-- Start --
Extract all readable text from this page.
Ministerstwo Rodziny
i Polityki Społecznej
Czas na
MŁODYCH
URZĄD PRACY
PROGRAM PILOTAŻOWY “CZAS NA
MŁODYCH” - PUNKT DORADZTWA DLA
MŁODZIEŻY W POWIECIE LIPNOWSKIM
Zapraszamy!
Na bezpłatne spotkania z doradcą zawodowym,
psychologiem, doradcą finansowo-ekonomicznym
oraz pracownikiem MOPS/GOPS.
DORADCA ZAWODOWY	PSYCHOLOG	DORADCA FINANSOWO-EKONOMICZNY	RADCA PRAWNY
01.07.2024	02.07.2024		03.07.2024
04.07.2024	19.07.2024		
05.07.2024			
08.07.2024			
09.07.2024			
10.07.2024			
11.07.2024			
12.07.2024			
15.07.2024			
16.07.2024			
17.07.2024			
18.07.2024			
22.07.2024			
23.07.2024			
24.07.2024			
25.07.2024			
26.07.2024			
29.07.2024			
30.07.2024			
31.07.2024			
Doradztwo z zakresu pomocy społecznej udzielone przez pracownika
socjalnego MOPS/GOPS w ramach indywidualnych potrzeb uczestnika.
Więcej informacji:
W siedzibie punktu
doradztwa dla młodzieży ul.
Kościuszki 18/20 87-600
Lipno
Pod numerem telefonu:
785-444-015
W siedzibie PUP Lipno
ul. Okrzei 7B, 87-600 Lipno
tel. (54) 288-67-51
-- End --
-- Start --
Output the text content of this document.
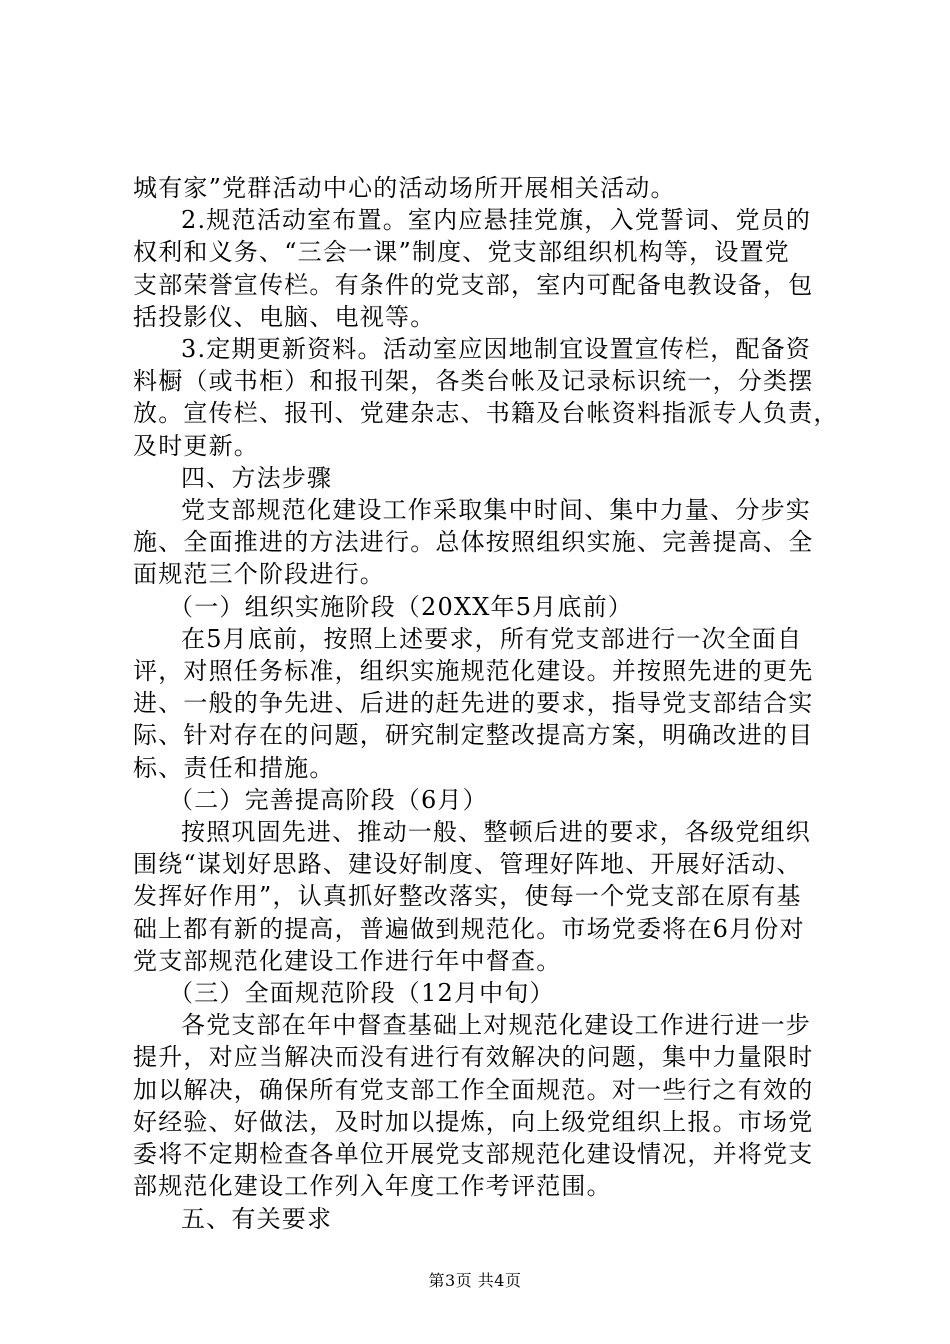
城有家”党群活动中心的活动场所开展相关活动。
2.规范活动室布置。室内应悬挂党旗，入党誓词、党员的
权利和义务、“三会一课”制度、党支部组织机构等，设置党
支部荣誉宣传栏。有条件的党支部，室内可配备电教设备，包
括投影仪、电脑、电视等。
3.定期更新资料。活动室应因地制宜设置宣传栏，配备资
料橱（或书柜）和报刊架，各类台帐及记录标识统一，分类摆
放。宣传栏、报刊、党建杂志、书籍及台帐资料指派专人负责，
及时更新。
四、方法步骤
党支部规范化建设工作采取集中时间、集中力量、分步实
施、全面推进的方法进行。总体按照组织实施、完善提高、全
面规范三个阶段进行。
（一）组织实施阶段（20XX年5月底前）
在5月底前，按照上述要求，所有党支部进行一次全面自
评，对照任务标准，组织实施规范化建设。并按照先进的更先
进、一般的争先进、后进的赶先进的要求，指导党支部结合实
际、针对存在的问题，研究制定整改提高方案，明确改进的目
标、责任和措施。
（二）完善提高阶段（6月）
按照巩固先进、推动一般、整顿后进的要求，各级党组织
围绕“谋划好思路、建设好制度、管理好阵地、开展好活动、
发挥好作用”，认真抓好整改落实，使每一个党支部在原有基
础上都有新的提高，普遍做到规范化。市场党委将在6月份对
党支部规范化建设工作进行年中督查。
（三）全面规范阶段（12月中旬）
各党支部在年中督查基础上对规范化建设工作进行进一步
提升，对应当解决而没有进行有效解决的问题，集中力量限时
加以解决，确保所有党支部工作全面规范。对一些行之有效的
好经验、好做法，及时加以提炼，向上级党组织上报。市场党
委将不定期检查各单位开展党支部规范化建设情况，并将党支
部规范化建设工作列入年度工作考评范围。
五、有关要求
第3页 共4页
-- End --
## INSTRUCTIONS TO FOLLOW
Look through the entries above. Extract each line with the word "text".

## OUTPUT OF THE EXERCISE
Extract all readable text from this page.
Output the text content of this document.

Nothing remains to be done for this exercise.